## WRITTEN EXERCISE
Write out the material again word for word, dropping any images it holds.

########

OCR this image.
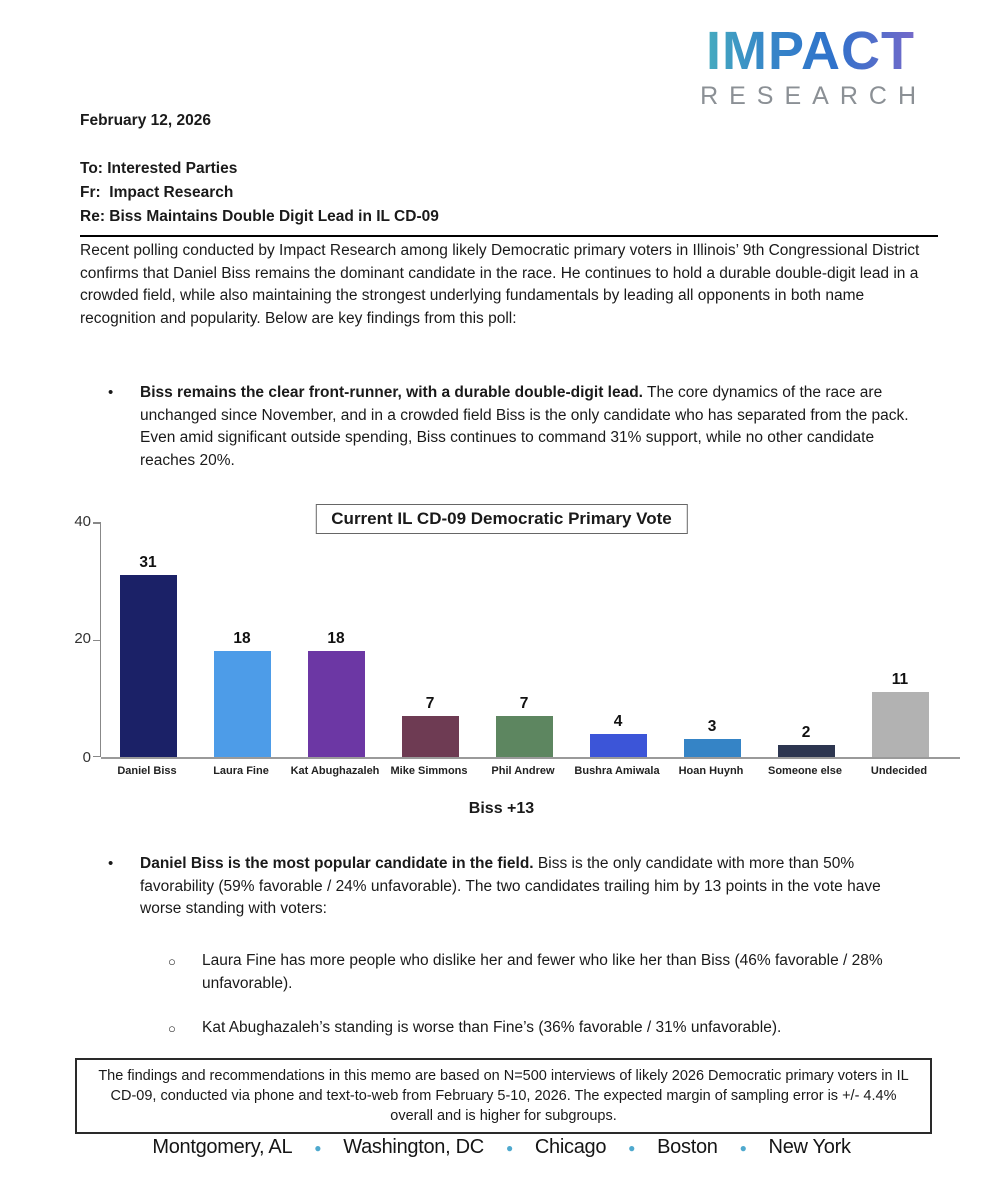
IMPACT
RESEARCH
February 12, 2026
To: Interested Parties
Fr:  Impact Research
Re: Biss Maintains Double Digit Lead in IL CD-09
Recent polling conducted by Impact Research among likely Democratic primary voters in Illinois’ 9th Congressional District confirms that Daniel Biss remains the dominant candidate in the race. He continues to hold a durable double-digit lead in a crowded field, while also maintaining the strongest underlying fundamentals by leading all opponents in both name recognition and popularity. Below are key findings from this poll:
•	Biss remains the clear front-runner, with a durable double-digit lead. The core dynamics of the race are unchanged since November, and in a crowded field Biss is the only candidate who has separated from the pack. Even amid significant outside spending, Biss continues to command 31% support, while no other candidate reaches 20%.
Current IL CD-09 Democratic Primary Vote
40
20
0
31
18	18
7	7
4	3	2
11
Daniel Biss	Laura Fine	Kat Abughazaleh	Mike Simmons	Phil Andrew	Bushra Amiwala	Hoan Huynh	Someone else	Undecided
Biss +13
•	Daniel Biss is the most popular candidate in the field. Biss is the only candidate with more than 50% favorability (59% favorable / 24% unfavorable). The two candidates trailing him by 13 points in the vote have worse standing with voters:
○	Laura Fine has more people who dislike her and fewer who like her than Biss (46% favorable / 28% unfavorable).
○	Kat Abughazaleh’s standing is worse than Fine’s (36% favorable / 31% unfavorable).
The findings and recommendations in this memo are based on N=500 interviews of likely 2026 Democratic primary voters in IL CD-09, conducted via phone and text-to-web from February 5-10, 2026. The expected margin of sampling error is +/- 4.4% overall and is higher for subgroups.
Montgomery, AL	●	Washington, DC	●	Chicago	●	Boston	●	New York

########

## THE ANSWER
OCR this image.
IMPACT
RESEARCH
February 12, 2026
To: Interested Parties
Fr:  Impact Research
Re: Biss Maintains Double Digit Lead in IL CD-09
Recent polling conducted by Impact Research among likely Democratic primary voters in Illinois’ 9th Congressional District confirms that Daniel Biss remains the dominant candidate in the race. He continues to hold a durable double-digit lead in a crowded field, while also maintaining the strongest underlying fundamentals by leading all opponents in both name recognition and popularity. Below are key findings from this poll:
•	Biss remains the clear front-runner, with a durable double-digit lead. The core dynamics of the race are unchanged since November, and in a crowded field Biss is the only candidate who has separated from the pack. Even amid significant outside spending, Biss continues to command 31% support, while no other candidate reaches 20%.
Current IL CD-09 Democratic Primary Vote
40
20
0
31
18	18
7	7
4	3	2
11
Daniel Biss	Laura Fine	Kat Abughazaleh	Mike Simmons	Phil Andrew	Bushra Amiwala	Hoan Huynh	Someone else	Undecided
Biss +13
•	Daniel Biss is the most popular candidate in the field. Biss is the only candidate with more than 50% favorability (59% favorable / 24% unfavorable). The two candidates trailing him by 13 points in the vote have worse standing with voters:
○	Laura Fine has more people who dislike her and fewer who like her than Biss (46% favorable / 28% unfavorable).
○	Kat Abughazaleh’s standing is worse than Fine’s (36% favorable / 31% unfavorable).
The findings and recommendations in this memo are based on N=500 interviews of likely 2026 Democratic primary voters in IL CD-09, conducted via phone and text-to-web from February 5-10, 2026. The expected margin of sampling error is +/- 4.4% overall and is higher for subgroups.
Montgomery, AL	●	Washington, DC	●	Chicago	●	Boston	●	New York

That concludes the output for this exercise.